## WHAT TO PRODUCE:
Restate the whole listing exactly.

───── DATA FOR THE TASK ─────

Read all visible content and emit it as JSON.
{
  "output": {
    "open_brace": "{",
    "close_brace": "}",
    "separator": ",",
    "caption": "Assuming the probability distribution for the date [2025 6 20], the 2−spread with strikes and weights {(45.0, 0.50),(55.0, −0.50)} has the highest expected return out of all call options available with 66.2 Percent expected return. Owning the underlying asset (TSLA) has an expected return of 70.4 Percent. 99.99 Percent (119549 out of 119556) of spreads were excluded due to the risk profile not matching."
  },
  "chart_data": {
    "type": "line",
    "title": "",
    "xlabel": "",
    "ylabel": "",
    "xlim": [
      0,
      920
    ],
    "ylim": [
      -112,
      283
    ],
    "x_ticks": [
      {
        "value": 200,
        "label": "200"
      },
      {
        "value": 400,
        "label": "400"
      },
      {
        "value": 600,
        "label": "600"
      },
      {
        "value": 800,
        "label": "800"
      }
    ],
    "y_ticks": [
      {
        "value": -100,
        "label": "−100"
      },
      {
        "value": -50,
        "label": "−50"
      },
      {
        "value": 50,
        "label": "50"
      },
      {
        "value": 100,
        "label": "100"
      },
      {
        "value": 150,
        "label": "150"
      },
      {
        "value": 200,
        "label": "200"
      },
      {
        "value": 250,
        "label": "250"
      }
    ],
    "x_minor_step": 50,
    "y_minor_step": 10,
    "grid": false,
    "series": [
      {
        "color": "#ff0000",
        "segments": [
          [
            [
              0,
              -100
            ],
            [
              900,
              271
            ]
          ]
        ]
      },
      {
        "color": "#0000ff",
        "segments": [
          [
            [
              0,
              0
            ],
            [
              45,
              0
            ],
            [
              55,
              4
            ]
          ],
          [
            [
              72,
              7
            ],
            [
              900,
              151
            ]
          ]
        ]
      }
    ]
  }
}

─────

## WORKED SOLUTION:
Read all visible content and emit it as JSON.
{
  "output": {
    "open_brace": "{",
    "close_brace": "}",
    "separator": ",",
    "caption": "Assuming the probability distribution for the date [2025 6 20], the 2−spread with strikes and weights {(45.0, 0.50),(55.0, −0.50)} has the highest expected return out of all call options available with 66.2 Percent expected return. Owning the underlying asset (TSLA) has an expected return of 70.4 Percent. 99.99 Percent (119549 out of 119556) of spreads were excluded due to the risk profile not matching."
  },
  "chart_data": {
    "type": "line",
    "title": "",
    "xlabel": "",
    "ylabel": "",
    "xlim": [
      0,
      920
    ],
    "ylim": [
      -112,
      283
    ],
    "x_ticks": [
      {
        "value": 200,
        "label": "200"
      },
      {
        "value": 400,
        "label": "400"
      },
      {
        "value": 600,
        "label": "600"
      },
      {
        "value": 800,
        "label": "800"
      }
    ],
    "y_ticks": [
      {
        "value": -100,
        "label": "−100"
      },
      {
        "value": -50,
        "label": "−50"
      },
      {
        "value": 50,
        "label": "50"
      },
      {
        "value": 100,
        "label": "100"
      },
      {
        "value": 150,
        "label": "150"
      },
      {
        "value": 200,
        "label": "200"
      },
      {
        "value": 250,
        "label": "250"
      }
    ],
    "x_minor_step": 50,
    "y_minor_step": 10,
    "grid": false,
    "series": [
      {
        "color": "#ff0000",
        "segments": [
          [
            [
              0,
              -100
            ],
            [
              900,
              271
            ]
          ]
        ]
      },
      {
        "color": "#0000ff",
        "segments": [
          [
            [
              0,
              0
            ],
            [
              45,
              0
            ],
            [
              55,
              4
            ]
          ],
          [
            [
              72,
              7
            ],
            [
              900,
              151
            ]
          ]
        ]
      }
    ]
  }
}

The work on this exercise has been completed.